Input material
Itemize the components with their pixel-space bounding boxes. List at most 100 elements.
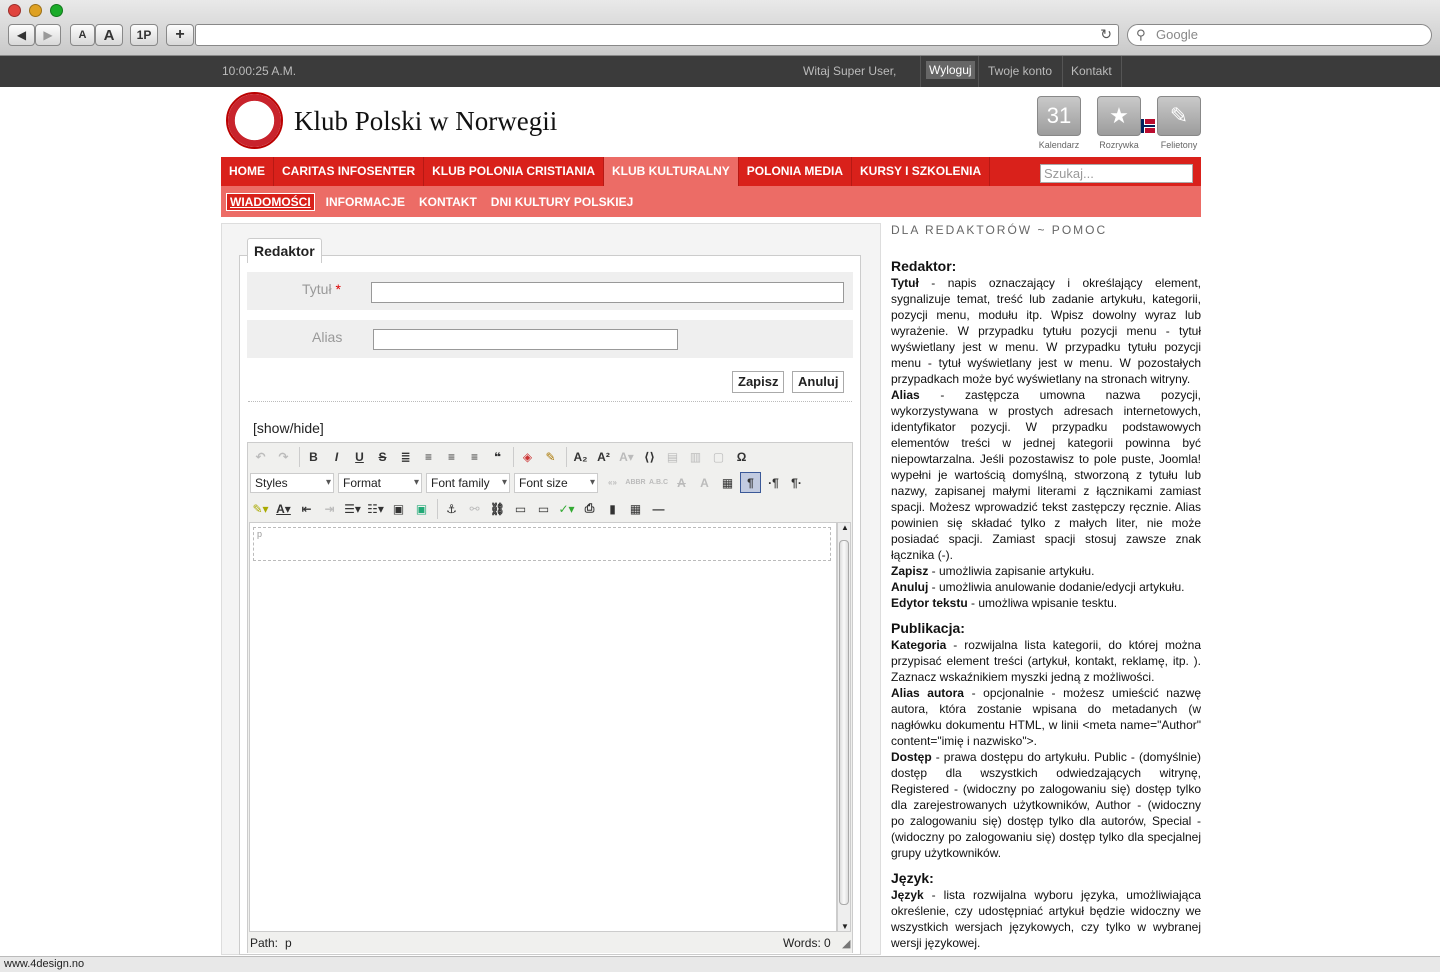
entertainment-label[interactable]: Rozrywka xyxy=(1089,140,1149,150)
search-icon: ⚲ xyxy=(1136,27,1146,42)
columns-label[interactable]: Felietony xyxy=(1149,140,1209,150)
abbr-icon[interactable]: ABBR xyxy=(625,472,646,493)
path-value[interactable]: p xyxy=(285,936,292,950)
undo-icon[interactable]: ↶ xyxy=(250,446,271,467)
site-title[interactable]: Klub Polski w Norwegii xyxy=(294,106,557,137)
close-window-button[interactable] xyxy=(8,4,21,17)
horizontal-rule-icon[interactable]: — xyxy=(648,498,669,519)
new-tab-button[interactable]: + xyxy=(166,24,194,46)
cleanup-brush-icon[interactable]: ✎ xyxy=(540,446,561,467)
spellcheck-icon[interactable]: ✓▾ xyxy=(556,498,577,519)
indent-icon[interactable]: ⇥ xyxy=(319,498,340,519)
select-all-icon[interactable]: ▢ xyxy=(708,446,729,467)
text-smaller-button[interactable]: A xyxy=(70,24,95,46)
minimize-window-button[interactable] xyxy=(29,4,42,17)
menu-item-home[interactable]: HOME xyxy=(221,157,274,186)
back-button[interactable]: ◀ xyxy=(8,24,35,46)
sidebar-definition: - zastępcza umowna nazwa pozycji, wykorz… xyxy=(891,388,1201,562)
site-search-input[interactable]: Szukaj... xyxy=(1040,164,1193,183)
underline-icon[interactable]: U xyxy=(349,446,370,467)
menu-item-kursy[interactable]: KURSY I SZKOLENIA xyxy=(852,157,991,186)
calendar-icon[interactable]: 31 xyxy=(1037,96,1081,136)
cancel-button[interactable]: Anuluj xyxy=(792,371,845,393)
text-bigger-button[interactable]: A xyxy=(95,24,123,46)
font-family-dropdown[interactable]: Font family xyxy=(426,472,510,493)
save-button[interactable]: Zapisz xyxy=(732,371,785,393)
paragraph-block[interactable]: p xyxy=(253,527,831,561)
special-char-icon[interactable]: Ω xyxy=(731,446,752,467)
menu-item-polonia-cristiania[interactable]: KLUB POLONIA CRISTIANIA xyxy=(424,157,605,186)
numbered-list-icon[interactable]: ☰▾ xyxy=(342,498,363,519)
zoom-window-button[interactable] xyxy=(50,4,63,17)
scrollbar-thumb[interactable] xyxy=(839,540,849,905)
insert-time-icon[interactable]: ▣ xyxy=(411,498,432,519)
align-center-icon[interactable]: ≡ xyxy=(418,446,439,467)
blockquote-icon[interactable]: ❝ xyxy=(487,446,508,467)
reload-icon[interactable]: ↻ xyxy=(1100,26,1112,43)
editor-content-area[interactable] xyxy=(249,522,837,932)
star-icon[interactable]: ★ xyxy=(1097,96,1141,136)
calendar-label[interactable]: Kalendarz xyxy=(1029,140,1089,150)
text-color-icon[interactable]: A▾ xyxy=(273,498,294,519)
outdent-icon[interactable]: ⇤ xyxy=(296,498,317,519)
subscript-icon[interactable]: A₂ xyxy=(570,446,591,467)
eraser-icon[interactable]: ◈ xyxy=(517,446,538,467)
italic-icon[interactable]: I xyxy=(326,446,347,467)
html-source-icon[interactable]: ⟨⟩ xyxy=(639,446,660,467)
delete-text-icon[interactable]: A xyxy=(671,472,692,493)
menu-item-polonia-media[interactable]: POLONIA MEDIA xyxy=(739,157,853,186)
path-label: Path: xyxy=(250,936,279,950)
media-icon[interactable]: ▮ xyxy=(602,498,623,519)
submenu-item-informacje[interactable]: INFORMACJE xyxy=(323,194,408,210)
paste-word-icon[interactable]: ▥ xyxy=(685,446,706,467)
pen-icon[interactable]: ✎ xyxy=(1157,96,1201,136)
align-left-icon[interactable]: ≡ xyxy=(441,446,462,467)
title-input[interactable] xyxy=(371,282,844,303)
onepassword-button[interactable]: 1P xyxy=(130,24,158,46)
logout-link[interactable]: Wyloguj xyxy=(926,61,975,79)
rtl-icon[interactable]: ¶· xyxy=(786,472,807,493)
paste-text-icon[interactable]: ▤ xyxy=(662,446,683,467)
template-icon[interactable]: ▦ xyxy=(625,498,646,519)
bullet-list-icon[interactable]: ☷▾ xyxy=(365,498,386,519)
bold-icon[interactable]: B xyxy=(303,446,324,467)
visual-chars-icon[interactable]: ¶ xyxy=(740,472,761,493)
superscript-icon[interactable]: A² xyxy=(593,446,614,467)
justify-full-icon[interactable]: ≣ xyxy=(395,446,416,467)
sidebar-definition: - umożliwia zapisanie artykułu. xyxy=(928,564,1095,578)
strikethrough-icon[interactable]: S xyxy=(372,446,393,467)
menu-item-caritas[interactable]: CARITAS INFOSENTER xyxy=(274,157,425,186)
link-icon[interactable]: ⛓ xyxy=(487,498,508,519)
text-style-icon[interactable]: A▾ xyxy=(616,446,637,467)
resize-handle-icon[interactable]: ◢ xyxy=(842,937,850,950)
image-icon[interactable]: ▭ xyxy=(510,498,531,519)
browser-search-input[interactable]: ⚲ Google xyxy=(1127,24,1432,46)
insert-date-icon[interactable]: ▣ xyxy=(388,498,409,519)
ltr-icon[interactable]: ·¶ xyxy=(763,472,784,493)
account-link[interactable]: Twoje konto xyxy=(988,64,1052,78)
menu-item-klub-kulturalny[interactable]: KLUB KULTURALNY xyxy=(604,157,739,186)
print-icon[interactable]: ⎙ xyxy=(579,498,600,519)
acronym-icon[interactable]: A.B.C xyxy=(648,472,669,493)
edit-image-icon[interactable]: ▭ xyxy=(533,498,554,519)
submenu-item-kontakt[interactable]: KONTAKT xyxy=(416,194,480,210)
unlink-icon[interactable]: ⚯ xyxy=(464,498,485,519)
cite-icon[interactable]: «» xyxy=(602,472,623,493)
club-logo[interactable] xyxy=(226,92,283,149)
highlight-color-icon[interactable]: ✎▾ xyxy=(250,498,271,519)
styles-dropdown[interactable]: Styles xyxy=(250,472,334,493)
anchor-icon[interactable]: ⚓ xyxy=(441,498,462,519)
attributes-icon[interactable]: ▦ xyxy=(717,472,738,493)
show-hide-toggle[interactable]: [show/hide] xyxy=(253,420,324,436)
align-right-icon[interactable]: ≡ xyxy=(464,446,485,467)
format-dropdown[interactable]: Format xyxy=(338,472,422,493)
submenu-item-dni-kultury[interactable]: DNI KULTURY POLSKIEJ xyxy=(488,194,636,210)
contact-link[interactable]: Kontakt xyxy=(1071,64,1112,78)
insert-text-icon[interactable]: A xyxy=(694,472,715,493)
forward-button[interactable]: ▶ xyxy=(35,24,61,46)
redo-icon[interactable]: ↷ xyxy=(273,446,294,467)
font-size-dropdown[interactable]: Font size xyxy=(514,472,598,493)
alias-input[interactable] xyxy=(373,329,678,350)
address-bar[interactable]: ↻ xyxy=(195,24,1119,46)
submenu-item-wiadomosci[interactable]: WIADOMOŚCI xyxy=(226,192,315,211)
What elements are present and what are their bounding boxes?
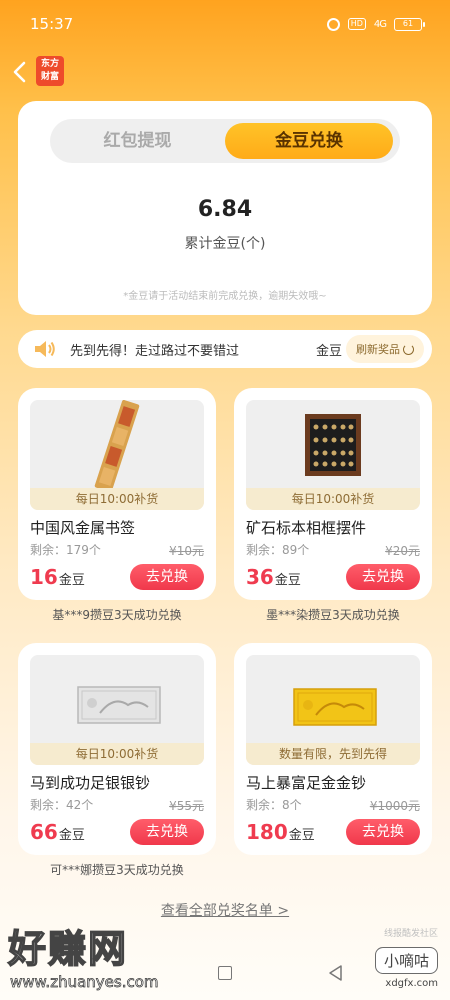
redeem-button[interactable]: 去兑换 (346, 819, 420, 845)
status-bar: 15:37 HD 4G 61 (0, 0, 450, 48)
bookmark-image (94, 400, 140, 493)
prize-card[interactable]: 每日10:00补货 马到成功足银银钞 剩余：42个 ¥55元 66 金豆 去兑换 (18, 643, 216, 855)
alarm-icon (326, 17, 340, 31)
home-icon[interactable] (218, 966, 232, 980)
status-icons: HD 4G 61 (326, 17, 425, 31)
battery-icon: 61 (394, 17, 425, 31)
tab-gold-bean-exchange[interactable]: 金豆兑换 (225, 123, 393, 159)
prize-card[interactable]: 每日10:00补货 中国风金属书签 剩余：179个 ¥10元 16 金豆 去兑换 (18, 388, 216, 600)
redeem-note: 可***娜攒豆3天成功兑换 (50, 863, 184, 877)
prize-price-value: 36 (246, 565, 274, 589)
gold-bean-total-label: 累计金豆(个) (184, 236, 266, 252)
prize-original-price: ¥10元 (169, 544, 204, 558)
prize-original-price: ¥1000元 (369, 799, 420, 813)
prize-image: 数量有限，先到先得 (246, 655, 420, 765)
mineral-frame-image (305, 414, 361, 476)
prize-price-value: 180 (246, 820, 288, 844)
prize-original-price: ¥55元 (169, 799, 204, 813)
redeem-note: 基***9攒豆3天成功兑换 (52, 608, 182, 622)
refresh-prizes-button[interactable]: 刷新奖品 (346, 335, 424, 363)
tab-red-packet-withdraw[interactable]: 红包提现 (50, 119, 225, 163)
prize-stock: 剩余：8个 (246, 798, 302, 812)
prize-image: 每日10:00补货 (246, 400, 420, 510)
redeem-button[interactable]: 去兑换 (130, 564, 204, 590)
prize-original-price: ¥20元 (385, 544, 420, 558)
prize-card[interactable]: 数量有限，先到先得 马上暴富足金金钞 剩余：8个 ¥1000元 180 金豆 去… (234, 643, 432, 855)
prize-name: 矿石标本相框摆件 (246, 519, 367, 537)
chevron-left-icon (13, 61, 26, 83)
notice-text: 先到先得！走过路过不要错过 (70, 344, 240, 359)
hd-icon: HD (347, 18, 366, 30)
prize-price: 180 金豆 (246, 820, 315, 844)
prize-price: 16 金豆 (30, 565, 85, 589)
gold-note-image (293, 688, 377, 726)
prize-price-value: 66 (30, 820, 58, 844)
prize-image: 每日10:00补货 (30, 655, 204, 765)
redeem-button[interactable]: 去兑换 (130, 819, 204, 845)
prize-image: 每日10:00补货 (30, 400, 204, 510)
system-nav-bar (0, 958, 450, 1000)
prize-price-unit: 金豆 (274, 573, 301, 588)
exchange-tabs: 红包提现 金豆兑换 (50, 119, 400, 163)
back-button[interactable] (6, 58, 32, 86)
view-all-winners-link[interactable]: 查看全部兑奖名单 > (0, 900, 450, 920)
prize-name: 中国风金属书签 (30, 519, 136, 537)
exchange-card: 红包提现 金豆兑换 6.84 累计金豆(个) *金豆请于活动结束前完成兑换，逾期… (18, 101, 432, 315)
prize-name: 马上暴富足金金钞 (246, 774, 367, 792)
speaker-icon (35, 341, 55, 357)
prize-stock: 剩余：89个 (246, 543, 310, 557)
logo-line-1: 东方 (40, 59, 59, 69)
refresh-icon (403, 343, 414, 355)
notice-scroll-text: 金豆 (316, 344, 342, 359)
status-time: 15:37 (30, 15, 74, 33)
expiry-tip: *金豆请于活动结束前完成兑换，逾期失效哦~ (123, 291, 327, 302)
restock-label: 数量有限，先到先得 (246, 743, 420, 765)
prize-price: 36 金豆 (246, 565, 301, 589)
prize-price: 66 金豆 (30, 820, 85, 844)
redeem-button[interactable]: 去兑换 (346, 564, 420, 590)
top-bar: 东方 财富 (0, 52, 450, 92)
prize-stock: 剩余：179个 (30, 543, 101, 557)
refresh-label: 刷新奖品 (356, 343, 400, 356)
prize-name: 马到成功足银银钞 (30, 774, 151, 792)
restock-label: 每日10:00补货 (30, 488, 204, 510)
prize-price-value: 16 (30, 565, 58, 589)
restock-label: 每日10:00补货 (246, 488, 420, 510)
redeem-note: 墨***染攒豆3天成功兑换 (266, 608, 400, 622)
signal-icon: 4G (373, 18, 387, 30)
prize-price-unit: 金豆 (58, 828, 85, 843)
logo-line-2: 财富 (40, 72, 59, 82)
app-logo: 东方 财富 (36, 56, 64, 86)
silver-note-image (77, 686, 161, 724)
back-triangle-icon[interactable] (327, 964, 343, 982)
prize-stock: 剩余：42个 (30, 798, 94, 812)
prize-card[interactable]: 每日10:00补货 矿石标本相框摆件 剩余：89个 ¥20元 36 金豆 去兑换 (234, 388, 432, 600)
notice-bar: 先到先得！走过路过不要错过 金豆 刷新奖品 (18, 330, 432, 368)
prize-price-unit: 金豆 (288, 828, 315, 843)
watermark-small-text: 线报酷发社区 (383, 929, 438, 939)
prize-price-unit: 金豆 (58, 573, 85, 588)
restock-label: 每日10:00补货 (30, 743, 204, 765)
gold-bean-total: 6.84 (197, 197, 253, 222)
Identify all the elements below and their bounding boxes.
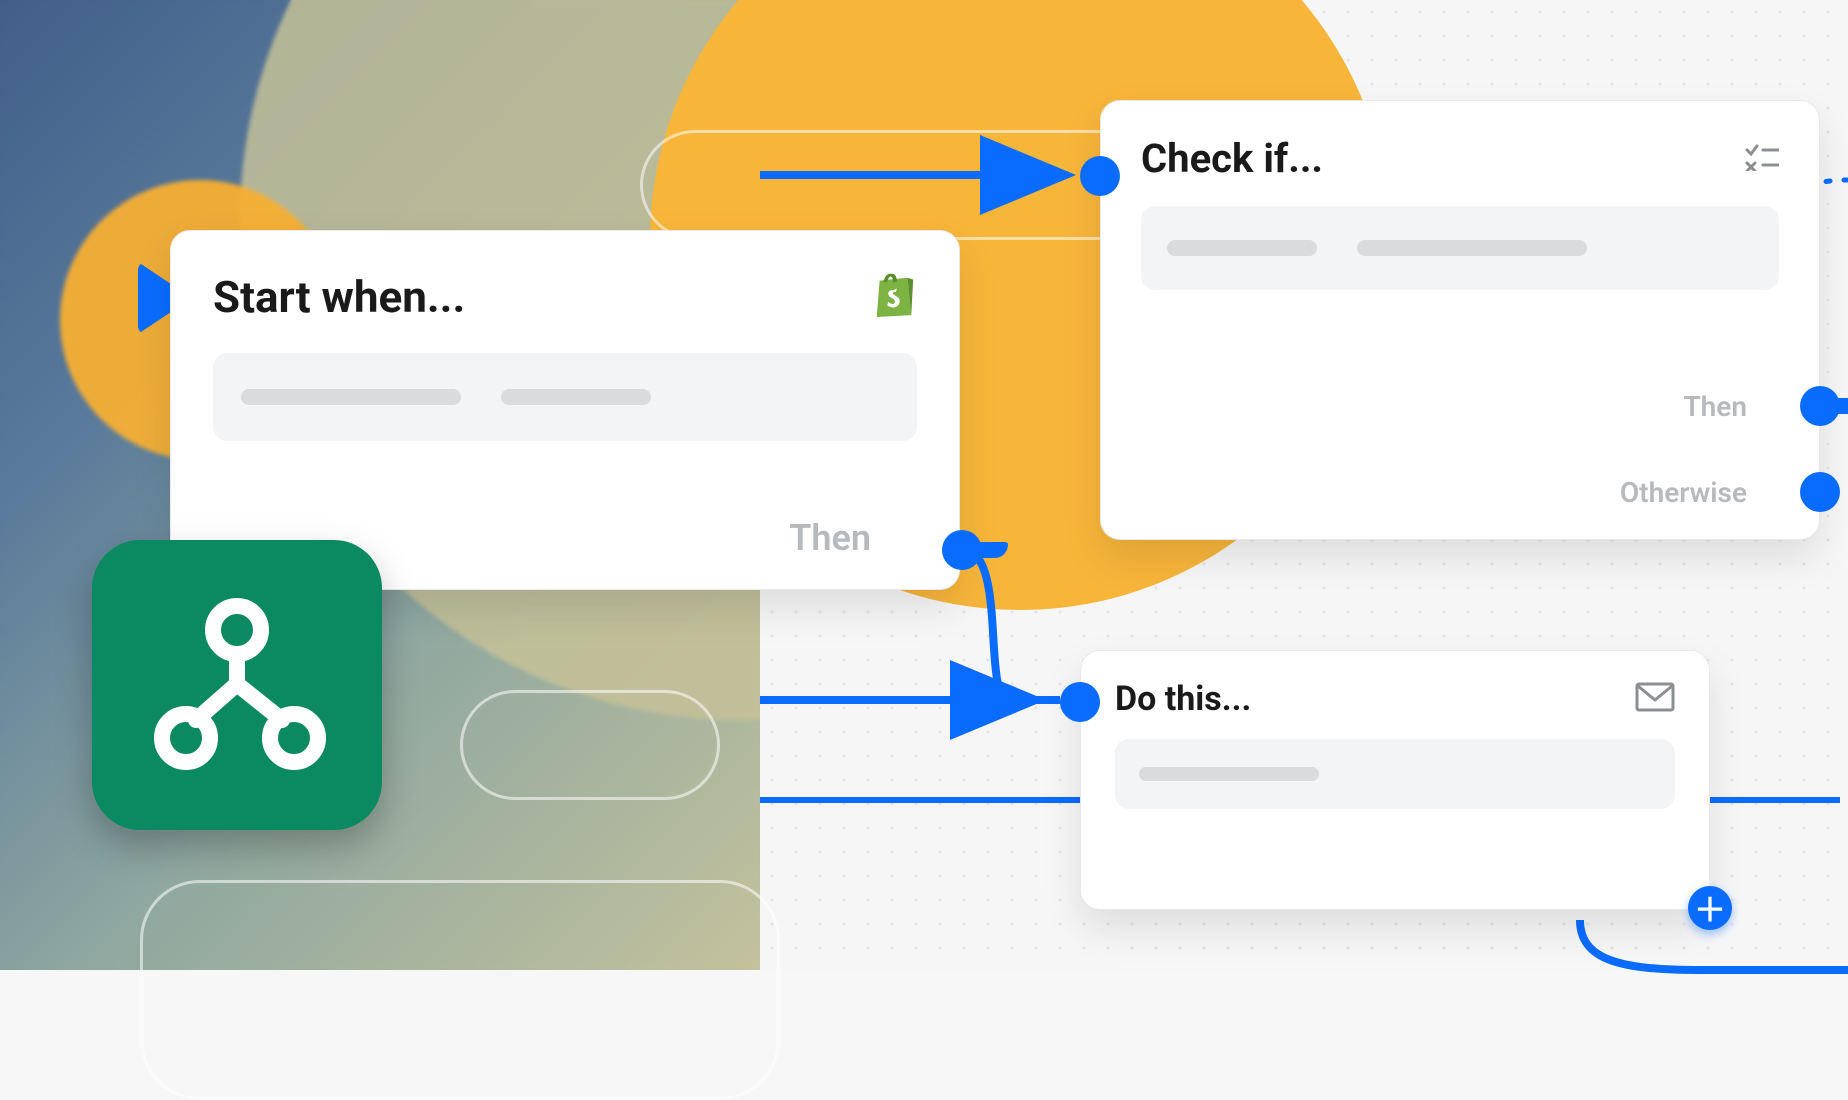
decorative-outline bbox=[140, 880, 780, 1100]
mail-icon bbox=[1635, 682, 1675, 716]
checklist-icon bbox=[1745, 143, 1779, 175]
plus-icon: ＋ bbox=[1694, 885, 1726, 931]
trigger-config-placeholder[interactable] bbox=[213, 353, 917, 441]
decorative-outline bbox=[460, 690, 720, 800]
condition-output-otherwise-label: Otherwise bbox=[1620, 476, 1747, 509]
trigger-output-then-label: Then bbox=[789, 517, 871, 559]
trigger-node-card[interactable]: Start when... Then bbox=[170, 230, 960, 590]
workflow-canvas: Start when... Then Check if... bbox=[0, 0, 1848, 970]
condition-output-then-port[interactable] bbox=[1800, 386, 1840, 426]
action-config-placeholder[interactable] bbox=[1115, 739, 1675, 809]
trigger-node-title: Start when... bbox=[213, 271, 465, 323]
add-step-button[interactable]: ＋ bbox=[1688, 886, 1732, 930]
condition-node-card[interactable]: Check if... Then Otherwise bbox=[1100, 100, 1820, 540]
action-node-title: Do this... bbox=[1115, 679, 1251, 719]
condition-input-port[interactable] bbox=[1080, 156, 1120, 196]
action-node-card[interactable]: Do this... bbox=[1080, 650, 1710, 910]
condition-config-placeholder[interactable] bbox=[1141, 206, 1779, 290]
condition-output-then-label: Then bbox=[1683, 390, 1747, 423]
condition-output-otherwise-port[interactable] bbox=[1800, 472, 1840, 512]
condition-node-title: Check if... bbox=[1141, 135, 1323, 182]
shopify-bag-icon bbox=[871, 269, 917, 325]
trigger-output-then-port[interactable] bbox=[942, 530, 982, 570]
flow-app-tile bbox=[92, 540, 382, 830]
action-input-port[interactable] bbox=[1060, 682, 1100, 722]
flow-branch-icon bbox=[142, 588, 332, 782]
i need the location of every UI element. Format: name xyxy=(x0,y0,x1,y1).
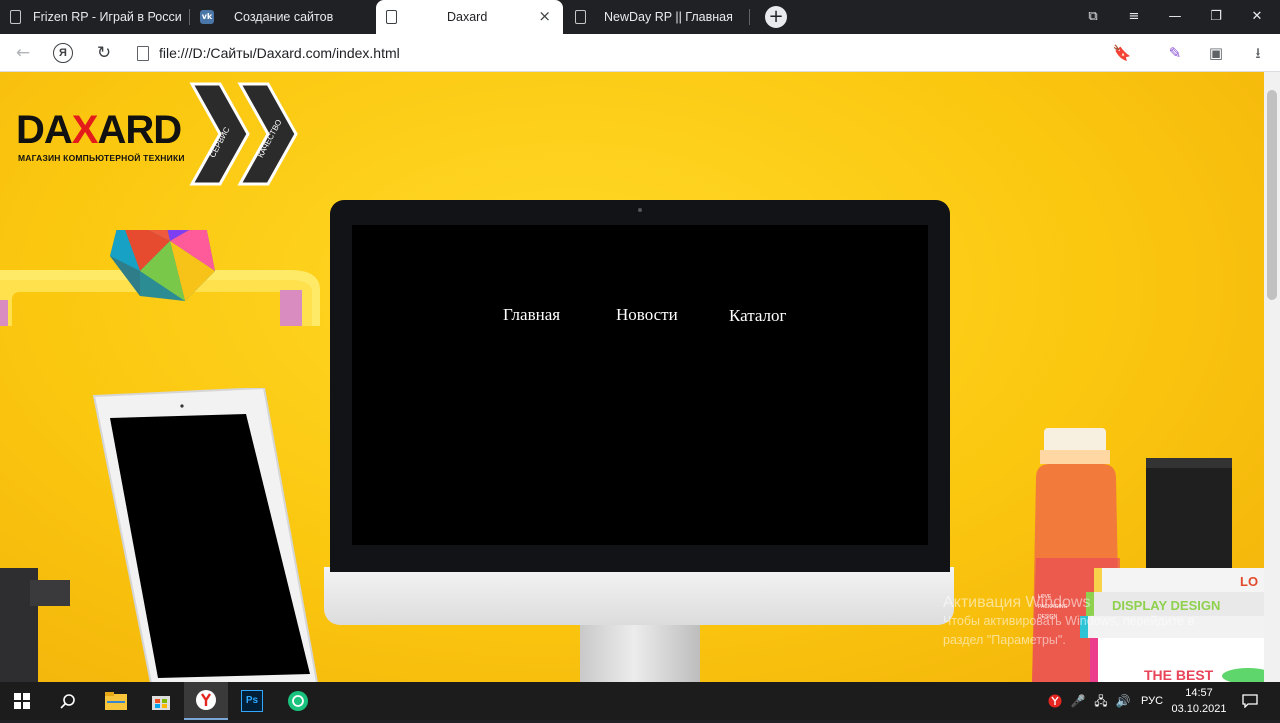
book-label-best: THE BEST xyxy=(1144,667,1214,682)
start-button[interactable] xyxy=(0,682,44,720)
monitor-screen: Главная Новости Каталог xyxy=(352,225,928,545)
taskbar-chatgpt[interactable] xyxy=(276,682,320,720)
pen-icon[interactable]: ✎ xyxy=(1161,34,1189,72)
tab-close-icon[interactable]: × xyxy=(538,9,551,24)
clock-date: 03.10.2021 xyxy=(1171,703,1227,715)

What you have to do
Print the stretch of the entries from the line containing "book-label-best: THE BEST" through the end of the entries, including both ends, reproducing each line without any change.

Output below
book-label-best: THE BEST xyxy=(1144,667,1214,682)
start-button[interactable] xyxy=(0,682,44,720)
monitor-screen: Главная Новости Каталог xyxy=(352,225,928,545)
taskbar-chatgpt[interactable] xyxy=(276,682,320,720)
pen-icon[interactable]: ✎ xyxy=(1161,34,1189,72)
tab-close-icon[interactable]: × xyxy=(538,9,551,24)
clock-date: 03.10.2021 xyxy=(1171,703,1227,715)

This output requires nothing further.